**What you have to do**
Among the lines below, list those containing the string "FLOUNDER".

--- Start Raw data ---

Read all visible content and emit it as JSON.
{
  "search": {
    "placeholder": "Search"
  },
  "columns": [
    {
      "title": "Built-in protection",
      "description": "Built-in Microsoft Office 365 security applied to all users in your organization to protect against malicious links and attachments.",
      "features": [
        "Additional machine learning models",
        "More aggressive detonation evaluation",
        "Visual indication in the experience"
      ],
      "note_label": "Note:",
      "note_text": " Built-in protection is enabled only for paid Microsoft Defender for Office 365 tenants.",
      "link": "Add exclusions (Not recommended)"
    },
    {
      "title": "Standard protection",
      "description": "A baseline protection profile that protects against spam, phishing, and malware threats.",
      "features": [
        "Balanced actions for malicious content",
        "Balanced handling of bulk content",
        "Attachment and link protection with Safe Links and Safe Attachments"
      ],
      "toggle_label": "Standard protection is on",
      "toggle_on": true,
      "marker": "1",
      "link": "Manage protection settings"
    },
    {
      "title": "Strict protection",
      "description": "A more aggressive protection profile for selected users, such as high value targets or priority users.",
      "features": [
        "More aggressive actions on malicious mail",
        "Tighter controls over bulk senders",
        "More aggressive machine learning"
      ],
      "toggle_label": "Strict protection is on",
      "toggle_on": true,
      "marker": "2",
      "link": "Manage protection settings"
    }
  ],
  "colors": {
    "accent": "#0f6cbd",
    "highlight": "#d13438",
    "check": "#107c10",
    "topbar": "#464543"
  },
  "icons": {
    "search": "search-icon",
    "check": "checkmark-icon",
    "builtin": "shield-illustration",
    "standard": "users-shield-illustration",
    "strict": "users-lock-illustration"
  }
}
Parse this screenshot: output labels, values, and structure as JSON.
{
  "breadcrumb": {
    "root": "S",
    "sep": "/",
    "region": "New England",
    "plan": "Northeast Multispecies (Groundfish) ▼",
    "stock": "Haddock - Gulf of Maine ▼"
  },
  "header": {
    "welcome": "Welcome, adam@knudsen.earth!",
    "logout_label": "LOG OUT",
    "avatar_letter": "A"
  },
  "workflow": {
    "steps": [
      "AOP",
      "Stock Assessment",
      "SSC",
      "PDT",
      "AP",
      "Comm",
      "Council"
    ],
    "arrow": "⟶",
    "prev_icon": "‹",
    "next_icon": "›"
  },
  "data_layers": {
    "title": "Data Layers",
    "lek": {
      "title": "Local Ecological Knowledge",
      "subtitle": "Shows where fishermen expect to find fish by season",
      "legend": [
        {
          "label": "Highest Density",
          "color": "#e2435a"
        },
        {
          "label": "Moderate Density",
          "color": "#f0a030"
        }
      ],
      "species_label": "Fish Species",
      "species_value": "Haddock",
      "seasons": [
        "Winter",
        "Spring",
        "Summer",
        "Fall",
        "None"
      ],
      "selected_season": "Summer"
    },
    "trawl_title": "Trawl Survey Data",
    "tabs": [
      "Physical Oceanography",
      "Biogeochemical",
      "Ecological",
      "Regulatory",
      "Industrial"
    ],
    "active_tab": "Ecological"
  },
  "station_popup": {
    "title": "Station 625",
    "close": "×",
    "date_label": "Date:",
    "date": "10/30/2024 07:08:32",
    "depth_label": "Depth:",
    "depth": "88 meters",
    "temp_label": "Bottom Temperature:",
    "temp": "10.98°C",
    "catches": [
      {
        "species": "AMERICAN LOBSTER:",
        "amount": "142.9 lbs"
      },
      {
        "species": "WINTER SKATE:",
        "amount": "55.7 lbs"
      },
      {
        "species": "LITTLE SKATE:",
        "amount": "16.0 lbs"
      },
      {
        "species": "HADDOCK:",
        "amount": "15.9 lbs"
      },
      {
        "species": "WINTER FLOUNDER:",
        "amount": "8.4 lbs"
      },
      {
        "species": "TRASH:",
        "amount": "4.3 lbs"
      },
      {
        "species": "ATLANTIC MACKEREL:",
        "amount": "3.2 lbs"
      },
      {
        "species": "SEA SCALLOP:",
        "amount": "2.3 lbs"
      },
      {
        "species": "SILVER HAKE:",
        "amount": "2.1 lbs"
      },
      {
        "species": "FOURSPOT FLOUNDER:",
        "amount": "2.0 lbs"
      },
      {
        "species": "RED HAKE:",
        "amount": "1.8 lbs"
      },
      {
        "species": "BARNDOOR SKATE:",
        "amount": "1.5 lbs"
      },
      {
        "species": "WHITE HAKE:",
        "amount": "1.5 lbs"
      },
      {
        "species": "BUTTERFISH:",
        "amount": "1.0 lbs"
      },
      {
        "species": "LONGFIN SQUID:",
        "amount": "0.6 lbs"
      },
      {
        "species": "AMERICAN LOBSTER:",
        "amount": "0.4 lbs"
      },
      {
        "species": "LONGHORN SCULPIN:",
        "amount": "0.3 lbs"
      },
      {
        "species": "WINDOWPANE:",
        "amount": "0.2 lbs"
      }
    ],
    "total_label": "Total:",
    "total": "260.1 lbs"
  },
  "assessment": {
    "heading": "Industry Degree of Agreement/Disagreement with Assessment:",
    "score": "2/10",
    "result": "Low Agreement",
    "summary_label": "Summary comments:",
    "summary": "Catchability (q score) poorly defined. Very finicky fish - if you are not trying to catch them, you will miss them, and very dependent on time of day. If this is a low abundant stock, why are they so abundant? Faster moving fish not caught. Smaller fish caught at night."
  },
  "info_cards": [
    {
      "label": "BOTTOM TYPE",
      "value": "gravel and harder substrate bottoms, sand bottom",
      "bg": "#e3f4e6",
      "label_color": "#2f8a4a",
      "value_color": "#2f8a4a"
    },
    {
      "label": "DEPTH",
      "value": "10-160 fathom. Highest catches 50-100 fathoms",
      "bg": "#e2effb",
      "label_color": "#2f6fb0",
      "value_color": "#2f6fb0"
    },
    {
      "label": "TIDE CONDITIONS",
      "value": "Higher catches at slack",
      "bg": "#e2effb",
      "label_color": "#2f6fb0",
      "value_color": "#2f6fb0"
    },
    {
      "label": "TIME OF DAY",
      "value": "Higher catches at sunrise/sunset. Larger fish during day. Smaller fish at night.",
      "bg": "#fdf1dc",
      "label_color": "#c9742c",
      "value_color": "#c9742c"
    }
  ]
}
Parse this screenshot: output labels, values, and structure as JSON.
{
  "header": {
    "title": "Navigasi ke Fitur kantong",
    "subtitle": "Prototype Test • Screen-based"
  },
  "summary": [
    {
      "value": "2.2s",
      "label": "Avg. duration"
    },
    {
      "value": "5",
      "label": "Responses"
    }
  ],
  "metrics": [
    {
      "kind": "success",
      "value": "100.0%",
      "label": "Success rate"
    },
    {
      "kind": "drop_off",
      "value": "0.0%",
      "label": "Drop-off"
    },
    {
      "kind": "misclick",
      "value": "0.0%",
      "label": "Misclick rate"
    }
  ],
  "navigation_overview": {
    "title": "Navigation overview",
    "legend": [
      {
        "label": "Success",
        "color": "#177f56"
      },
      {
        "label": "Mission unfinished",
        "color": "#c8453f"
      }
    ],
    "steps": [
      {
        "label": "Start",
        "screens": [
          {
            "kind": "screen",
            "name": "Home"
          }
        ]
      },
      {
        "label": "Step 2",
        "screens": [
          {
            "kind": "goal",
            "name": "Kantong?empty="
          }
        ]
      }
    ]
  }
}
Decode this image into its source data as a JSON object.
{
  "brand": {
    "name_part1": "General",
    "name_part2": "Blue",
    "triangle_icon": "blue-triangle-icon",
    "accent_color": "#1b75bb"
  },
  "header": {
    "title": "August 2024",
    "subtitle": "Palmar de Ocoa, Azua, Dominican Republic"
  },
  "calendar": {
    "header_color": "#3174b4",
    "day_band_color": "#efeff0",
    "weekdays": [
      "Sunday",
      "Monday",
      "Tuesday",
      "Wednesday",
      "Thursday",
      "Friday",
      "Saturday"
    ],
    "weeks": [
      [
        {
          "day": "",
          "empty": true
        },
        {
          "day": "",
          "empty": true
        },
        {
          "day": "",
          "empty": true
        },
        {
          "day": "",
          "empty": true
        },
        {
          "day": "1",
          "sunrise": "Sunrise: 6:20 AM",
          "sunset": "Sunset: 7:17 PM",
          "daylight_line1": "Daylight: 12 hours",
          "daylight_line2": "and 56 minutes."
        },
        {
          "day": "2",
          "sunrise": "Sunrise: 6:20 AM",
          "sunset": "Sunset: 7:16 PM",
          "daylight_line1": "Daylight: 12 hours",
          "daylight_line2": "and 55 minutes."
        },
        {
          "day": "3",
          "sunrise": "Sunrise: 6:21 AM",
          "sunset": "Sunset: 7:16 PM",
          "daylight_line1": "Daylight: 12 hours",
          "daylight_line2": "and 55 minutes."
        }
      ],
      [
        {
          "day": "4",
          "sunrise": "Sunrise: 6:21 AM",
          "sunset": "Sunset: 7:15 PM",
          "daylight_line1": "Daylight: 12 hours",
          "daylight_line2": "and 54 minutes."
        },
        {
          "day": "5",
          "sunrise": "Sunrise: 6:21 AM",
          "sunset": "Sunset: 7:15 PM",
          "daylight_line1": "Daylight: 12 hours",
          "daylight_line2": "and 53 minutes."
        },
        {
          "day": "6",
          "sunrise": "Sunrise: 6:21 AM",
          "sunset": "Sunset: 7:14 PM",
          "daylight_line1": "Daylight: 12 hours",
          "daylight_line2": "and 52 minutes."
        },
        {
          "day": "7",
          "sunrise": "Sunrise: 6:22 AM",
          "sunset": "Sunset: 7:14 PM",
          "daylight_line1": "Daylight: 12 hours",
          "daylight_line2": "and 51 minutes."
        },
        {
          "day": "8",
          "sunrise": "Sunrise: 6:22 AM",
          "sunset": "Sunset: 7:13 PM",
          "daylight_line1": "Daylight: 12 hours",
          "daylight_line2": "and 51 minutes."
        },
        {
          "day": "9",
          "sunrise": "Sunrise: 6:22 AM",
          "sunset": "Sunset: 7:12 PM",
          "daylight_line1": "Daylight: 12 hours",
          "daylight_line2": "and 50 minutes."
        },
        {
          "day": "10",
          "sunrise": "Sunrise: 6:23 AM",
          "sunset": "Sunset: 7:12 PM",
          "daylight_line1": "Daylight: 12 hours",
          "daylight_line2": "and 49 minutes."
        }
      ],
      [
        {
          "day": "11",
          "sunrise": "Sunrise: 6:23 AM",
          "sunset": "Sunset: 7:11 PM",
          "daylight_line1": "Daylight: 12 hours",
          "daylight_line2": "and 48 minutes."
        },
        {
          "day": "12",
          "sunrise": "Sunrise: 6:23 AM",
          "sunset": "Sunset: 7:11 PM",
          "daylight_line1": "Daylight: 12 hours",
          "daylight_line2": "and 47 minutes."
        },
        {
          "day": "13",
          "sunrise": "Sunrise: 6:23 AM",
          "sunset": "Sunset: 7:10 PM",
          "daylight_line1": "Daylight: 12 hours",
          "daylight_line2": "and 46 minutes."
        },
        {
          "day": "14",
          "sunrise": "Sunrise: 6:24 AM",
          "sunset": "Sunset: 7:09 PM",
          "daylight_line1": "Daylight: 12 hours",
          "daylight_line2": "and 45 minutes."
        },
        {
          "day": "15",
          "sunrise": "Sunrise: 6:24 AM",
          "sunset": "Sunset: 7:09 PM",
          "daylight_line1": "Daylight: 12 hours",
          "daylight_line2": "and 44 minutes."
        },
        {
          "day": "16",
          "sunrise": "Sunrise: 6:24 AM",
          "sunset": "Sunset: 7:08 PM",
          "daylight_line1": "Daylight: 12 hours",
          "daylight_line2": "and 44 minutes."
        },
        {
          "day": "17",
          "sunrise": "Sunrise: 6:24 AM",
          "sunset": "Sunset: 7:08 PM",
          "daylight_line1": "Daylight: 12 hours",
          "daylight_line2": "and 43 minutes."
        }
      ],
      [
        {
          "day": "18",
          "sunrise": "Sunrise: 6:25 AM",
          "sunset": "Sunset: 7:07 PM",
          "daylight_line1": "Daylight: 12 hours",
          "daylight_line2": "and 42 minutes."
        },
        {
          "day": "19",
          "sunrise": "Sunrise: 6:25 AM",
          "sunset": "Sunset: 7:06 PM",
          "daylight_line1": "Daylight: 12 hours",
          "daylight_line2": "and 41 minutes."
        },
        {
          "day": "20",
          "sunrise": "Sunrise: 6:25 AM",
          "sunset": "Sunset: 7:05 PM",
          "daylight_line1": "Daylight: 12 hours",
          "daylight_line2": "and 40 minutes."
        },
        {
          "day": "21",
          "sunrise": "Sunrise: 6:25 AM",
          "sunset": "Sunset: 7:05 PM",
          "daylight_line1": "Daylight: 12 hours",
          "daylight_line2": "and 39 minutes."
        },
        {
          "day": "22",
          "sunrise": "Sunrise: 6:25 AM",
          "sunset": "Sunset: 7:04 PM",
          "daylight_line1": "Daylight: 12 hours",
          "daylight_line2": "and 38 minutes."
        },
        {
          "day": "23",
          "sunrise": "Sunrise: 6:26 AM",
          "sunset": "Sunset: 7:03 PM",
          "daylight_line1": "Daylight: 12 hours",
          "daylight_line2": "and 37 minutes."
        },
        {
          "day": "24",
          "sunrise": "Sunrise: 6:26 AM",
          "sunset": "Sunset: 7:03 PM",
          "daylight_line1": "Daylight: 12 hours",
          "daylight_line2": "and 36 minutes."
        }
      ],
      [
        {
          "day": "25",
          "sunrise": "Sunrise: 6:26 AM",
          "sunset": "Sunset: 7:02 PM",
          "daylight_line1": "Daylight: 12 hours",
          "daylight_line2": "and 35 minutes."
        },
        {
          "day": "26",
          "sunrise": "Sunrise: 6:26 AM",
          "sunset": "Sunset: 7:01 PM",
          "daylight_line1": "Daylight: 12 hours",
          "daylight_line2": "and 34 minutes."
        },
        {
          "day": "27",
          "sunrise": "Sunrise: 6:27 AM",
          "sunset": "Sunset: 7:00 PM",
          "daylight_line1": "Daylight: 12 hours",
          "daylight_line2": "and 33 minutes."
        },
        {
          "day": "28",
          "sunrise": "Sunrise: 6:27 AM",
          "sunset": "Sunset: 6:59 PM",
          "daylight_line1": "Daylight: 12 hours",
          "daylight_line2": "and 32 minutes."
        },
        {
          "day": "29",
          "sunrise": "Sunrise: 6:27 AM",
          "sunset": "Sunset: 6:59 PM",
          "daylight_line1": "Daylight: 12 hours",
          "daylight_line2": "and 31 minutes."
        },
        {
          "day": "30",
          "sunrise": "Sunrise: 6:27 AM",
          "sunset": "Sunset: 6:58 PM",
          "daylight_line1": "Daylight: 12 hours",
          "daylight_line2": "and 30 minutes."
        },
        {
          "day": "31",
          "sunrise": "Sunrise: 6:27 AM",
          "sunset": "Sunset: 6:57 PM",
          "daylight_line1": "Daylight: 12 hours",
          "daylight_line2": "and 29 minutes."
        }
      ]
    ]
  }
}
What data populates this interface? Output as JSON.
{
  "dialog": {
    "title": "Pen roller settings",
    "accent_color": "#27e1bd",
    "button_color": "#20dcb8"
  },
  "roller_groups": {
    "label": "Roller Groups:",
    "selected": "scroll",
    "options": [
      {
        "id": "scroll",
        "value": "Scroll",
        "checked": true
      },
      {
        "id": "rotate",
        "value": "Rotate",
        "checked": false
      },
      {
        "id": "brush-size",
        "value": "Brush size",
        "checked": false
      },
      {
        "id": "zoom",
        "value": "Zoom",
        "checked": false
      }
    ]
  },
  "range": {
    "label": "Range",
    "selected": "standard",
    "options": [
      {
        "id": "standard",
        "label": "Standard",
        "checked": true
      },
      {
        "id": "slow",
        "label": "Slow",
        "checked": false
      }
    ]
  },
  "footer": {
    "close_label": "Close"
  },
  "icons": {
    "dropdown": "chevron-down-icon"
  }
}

--- End Raw data ---

**Full response**
        "species": "WINTER FLOUNDER:",
        "species": "FOURSPOT FLOUNDER:",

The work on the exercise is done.